* BEGIN Data in this exercise *
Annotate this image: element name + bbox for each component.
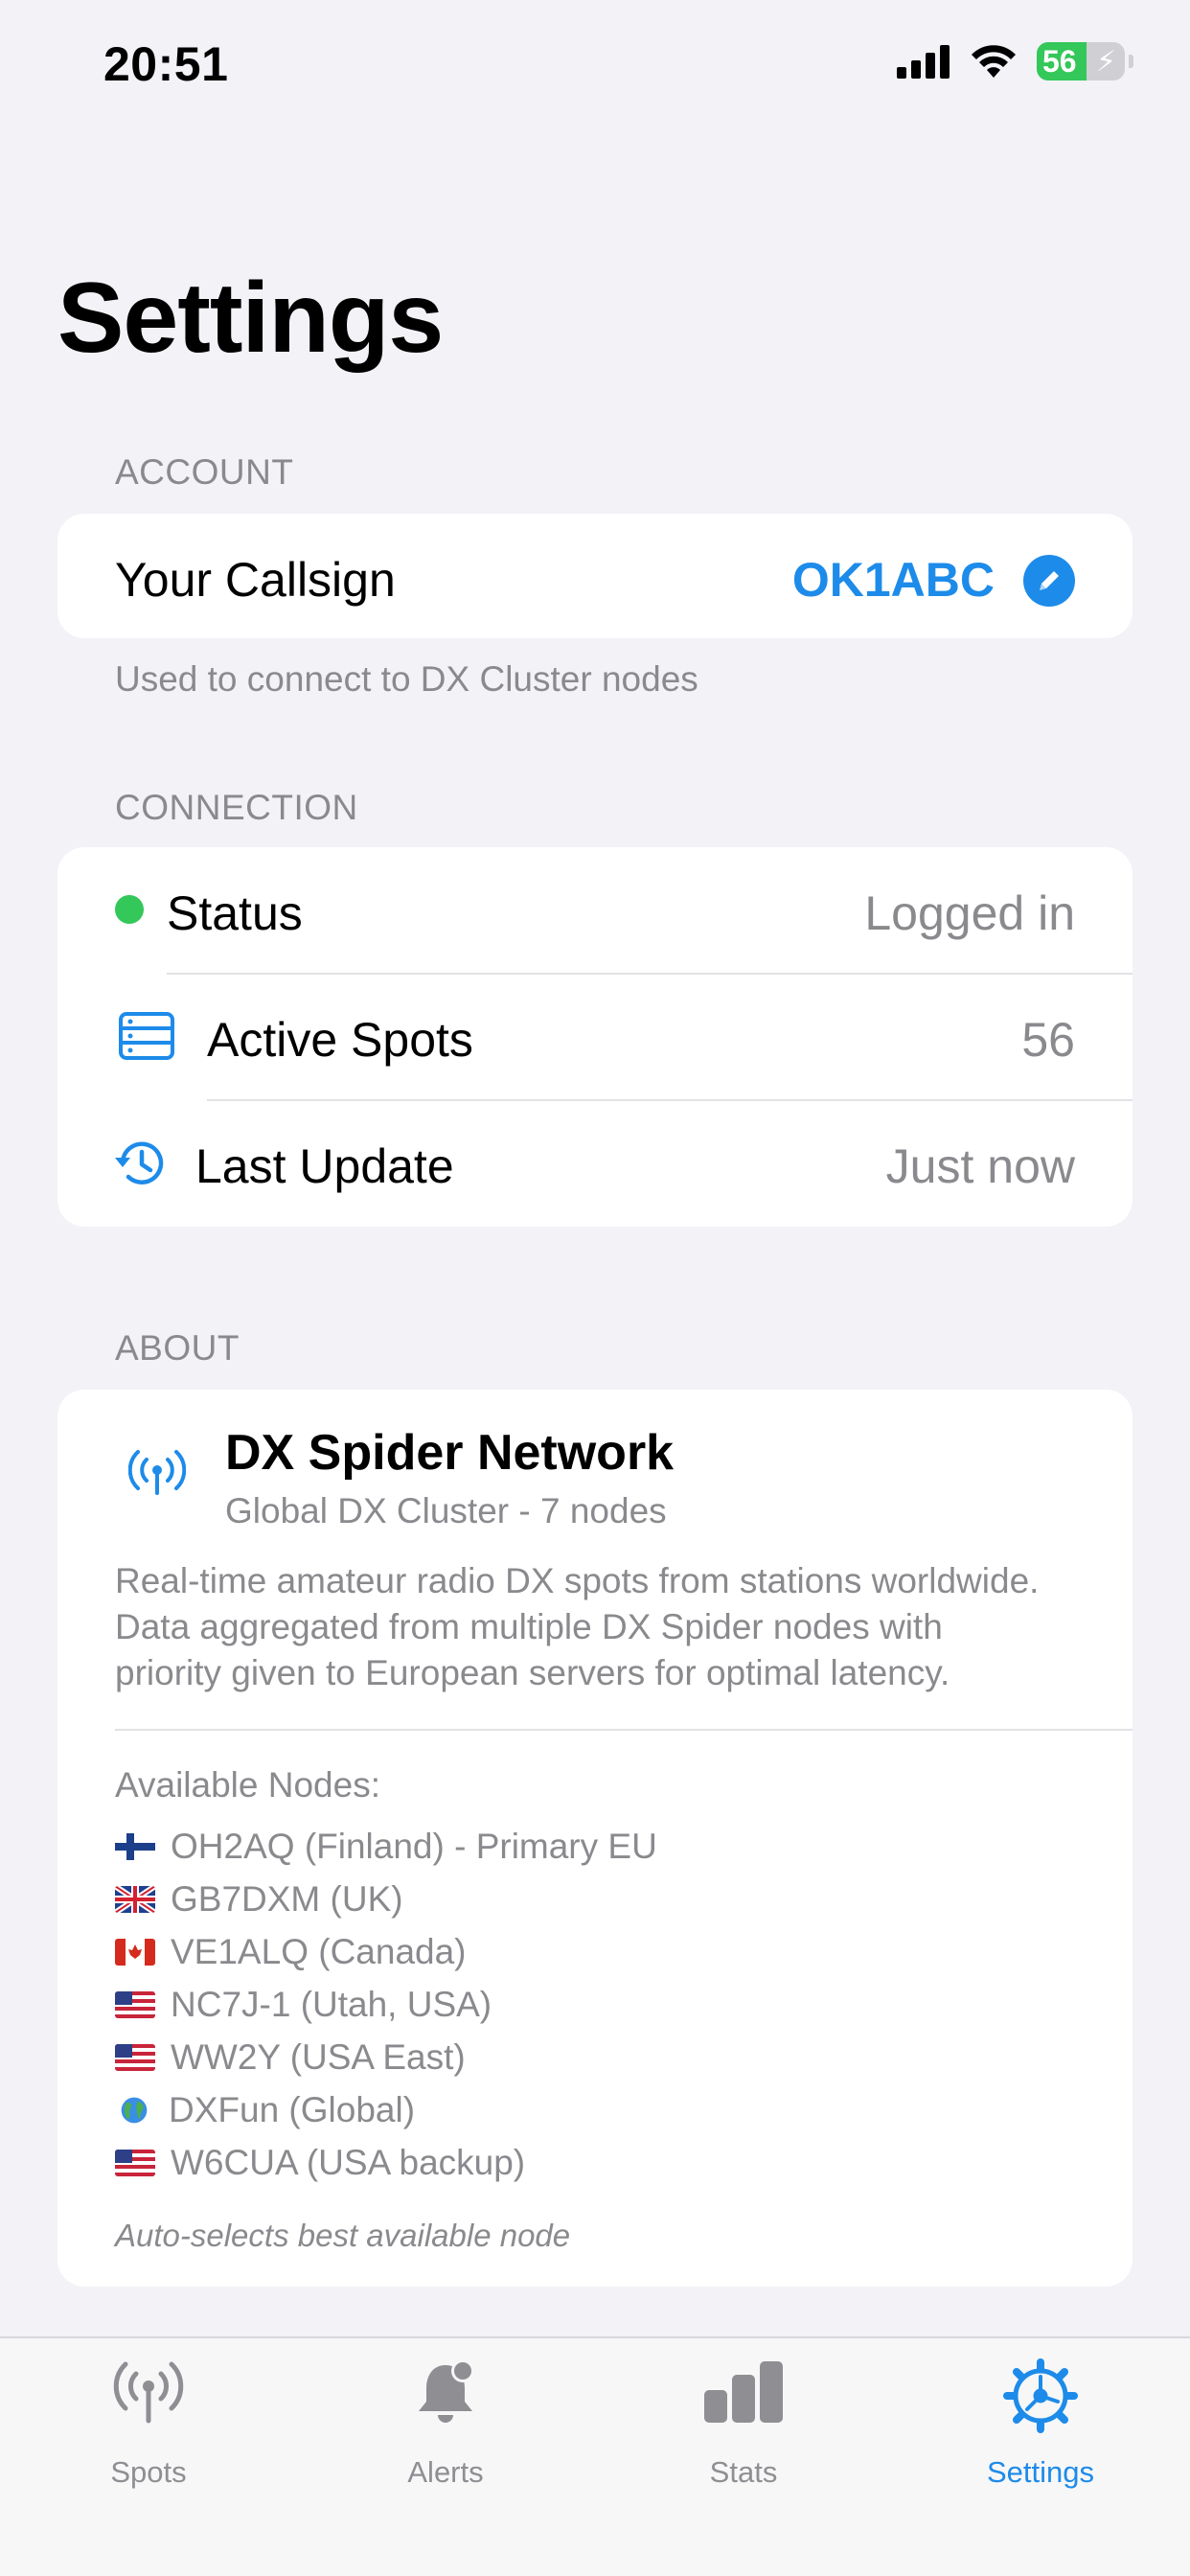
account-section-header: ACCOUNT	[115, 452, 294, 492]
tab-label: Stats	[709, 2455, 778, 2489]
node-label: DXFun (Global)	[169, 2090, 416, 2129]
battery-level: 56	[1042, 44, 1077, 79]
last-update-label: Last Update	[195, 1139, 454, 1193]
account-card: Your Callsign OK1ABC	[57, 514, 1133, 638]
bell-badge-icon	[419, 2359, 474, 2423]
antenna-icon	[113, 2361, 184, 2424]
settings-screen: 20:51 56 ⚡ Settings ACCOUNT Your Callsig…	[0, 0, 1190, 2576]
divider	[115, 1729, 1133, 1731]
status-bar: 20:51 56 ⚡	[0, 0, 1190, 125]
node-item: GB7DXM (UK)	[115, 1879, 403, 1920]
tab-label: Alerts	[407, 2455, 484, 2489]
gear-icon	[1003, 2358, 1078, 2433]
about-description-line: Real-time amateur radio DX spots from st…	[115, 1561, 1040, 1600]
connection-section-header: CONNECTION	[115, 788, 358, 827]
last-update-value: Just now	[885, 1139, 1075, 1193]
about-description-line: priority given to European servers for o…	[115, 1653, 950, 1692]
last-update-row: Last Update Just now	[57, 1100, 1133, 1227]
charging-bolt-icon: ⚡	[1096, 46, 1117, 78]
node-label: GB7DXM (UK)	[171, 1879, 403, 1919]
active-spots-row: Active Spots 56	[57, 974, 1133, 1100]
node-item: OH2AQ (Finland) - Primary EU	[115, 1827, 657, 1867]
edit-pencil-icon[interactable]	[1023, 555, 1075, 607]
tab-settings[interactable]: Settings	[892, 2338, 1189, 2511]
account-footer: Used to connect to DX Cluster nodes	[115, 659, 698, 699]
wifi-icon	[972, 45, 1016, 78]
active-spots-value: 56	[1021, 1013, 1075, 1067]
globe-icon	[121, 2097, 148, 2124]
uk-flag-icon	[115, 1886, 155, 1913]
status-label: Status	[167, 886, 303, 940]
node-item: WW2Y (USA East)	[115, 2037, 466, 2078]
history-clock-icon	[115, 1141, 164, 1184]
node-label: VE1ALQ (Canada)	[171, 1932, 467, 1971]
about-footnote: Auto-selects best available node	[115, 2218, 571, 2253]
server-stack-icon	[119, 1012, 174, 1060]
tab-bar: Spots Alerts Stats Settings	[0, 2336, 1190, 2576]
finland-flag-icon	[115, 1833, 155, 1860]
node-label: NC7J-1 (Utah, USA)	[171, 1985, 492, 2024]
about-section-header: ABOUT	[115, 1328, 240, 1368]
page-title: Settings	[57, 263, 444, 374]
about-description: Real-time amateur radio DX spots from st…	[115, 1558, 1092, 1696]
status-value: Logged in	[864, 886, 1075, 940]
status-dot	[115, 895, 144, 924]
about-card: DX Spider Network Global DX Cluster - 7 …	[57, 1390, 1133, 2287]
status-time: 20:51	[103, 37, 229, 91]
status-row: Status Logged in	[57, 847, 1133, 974]
cellular-signal-icon	[897, 45, 950, 79]
node-item: NC7J-1 (Utah, USA)	[115, 1985, 492, 2025]
usa-flag-icon	[115, 1991, 155, 2018]
tab-stats[interactable]: Stats	[595, 2338, 892, 2511]
battery-charging-icon: 56 ⚡	[1037, 42, 1133, 80]
about-subtitle: Global DX Cluster - 7 nodes	[225, 1491, 667, 1530]
connection-card: Status Logged in Active Spots 56 Last Up…	[57, 847, 1133, 1227]
node-item: W6CUA (USA backup)	[115, 2143, 525, 2183]
canada-flag-icon	[115, 1939, 155, 1966]
bar-chart-icon	[704, 2361, 783, 2423]
node-label: W6CUA (USA backup)	[171, 2143, 526, 2182]
antenna-broadcast-icon	[128, 1450, 186, 1495]
status-icons: 56 ⚡	[897, 42, 1133, 80]
usa-flag-icon	[115, 2044, 155, 2071]
node-label: OH2AQ (Finland) - Primary EU	[171, 1827, 657, 1866]
node-label: WW2Y (USA East)	[171, 2037, 466, 2077]
about-description-line: Data aggregated from multiple DX Spider …	[115, 1607, 943, 1646]
callsign-value[interactable]: OK1ABC	[792, 552, 995, 608]
nodes-heading: Available Nodes:	[115, 1765, 380, 1805]
node-item: DXFun (Global)	[115, 2090, 415, 2130]
tab-alerts[interactable]: Alerts	[297, 2338, 594, 2511]
tab-label: Spots	[110, 2455, 187, 2489]
node-item: VE1ALQ (Canada)	[115, 1932, 467, 1972]
tab-label: Settings	[986, 2455, 1094, 2489]
tab-spots[interactable]: Spots	[0, 2338, 297, 2511]
usa-flag-icon	[115, 2150, 155, 2176]
active-spots-label: Active Spots	[207, 1013, 473, 1067]
about-title: DX Spider Network	[225, 1425, 675, 1481]
callsign-label: Your Callsign	[115, 553, 396, 607]
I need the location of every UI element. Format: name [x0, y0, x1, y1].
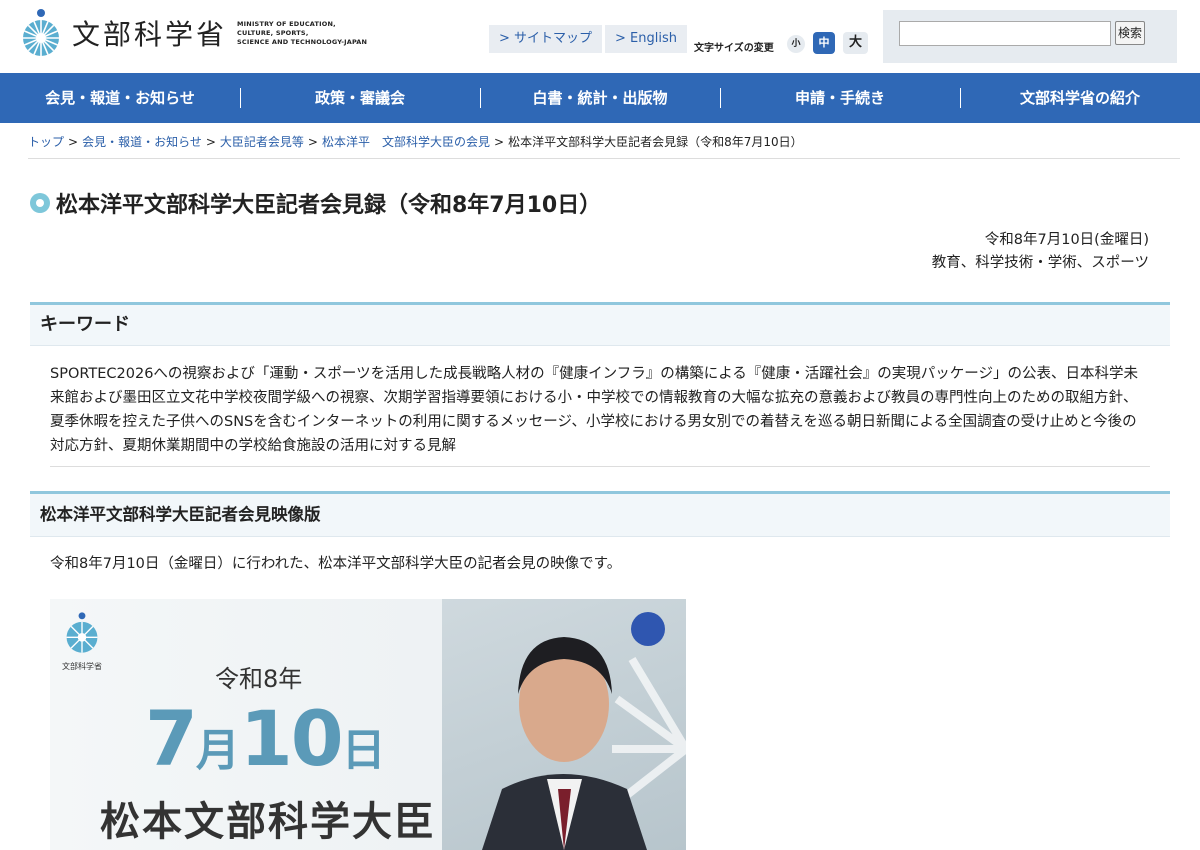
* END Data in this exercise *
## Work instructions
Copy out, unchanged, every line in the entries above from the one containing "452, 294, 492]" down to the one containing "1139, 454, 1193]", including both of those lines.

## Answer
account-section-header: ACCOUNT	[115, 452, 294, 492]
tab-label: Stats	[709, 2455, 778, 2489]
node-label: DXFun (Global)	[169, 2090, 416, 2129]
battery-level: 56	[1042, 44, 1077, 79]
last-update-label: Last Update	[195, 1139, 454, 1193]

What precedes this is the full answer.